> **Prompt**
Below is a listing; write it out exactly and drop any images from it.

> **Data excerpts**

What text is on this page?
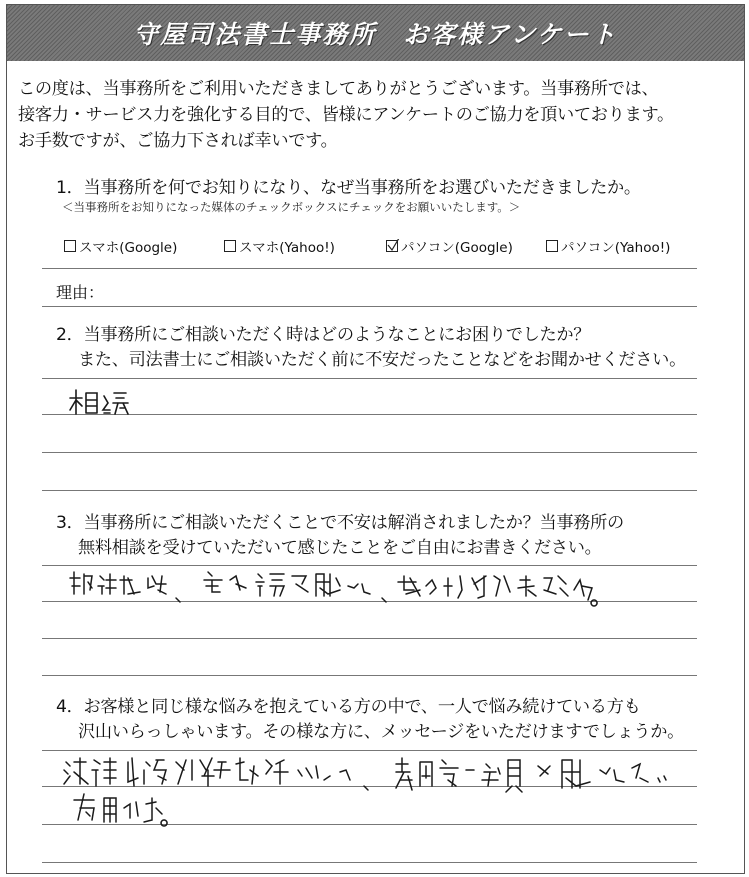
守屋司法書士事務所　お客様アンケート
この度は、当事務所をご利用いただきましてありがとうございます。当事務所では、
接客力・サービス力を強化する目的で、皆様にアンケートのご協力を頂いております。
お手数ですが、ご協力下されば幸いです。
1．当事務所を何でお知りになり、なぜ当事務所をお選びいただきましたか。
＜当事務所をお知りになった媒体のチェックボックスにチェックをお願いいたします。＞
スマホ(Google)	スマホ(Yahoo!)	パソコン(Google)	パソコン(Yahoo!)
理由：
2．当事務所にご相談いただく時はどのようなことにお困りでしたか？
また、司法書士にご相談いただく前に不安だったことなどをお聞かせください。
3．当事務所にご相談いただくことで不安は解消されましたか？当事務所の
無料相談を受けていただいて感じたことをご自由にお書きください。
4．お客様と同じ様な悩みを抱えている方の中で、一人で悩み続けている方も
沢山いらっしゃいます。その様な方に、メッセージをいただけますでしょうか。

> **Finished answer**
What text is on this page?
守屋司法書士事務所　お客様アンケート
この度は、当事務所をご利用いただきましてありがとうございます。当事務所では、
接客力・サービス力を強化する目的で、皆様にアンケートのご協力を頂いております。
お手数ですが、ご協力下されば幸いです。
1．当事務所を何でお知りになり、なぜ当事務所をお選びいただきましたか。
＜当事務所をお知りになった媒体のチェックボックスにチェックをお願いいたします。＞
スマホ(Google)	スマホ(Yahoo!)	パソコン(Google)	パソコン(Yahoo!)
理由：
2．当事務所にご相談いただく時はどのようなことにお困りでしたか？
また、司法書士にご相談いただく前に不安だったことなどをお聞かせください。
3．当事務所にご相談いただくことで不安は解消されましたか？当事務所の
無料相談を受けていただいて感じたことをご自由にお書きください。
4．お客様と同じ様な悩みを抱えている方の中で、一人で悩み続けている方も
沢山いらっしゃいます。その様な方に、メッセージをいただけますでしょうか。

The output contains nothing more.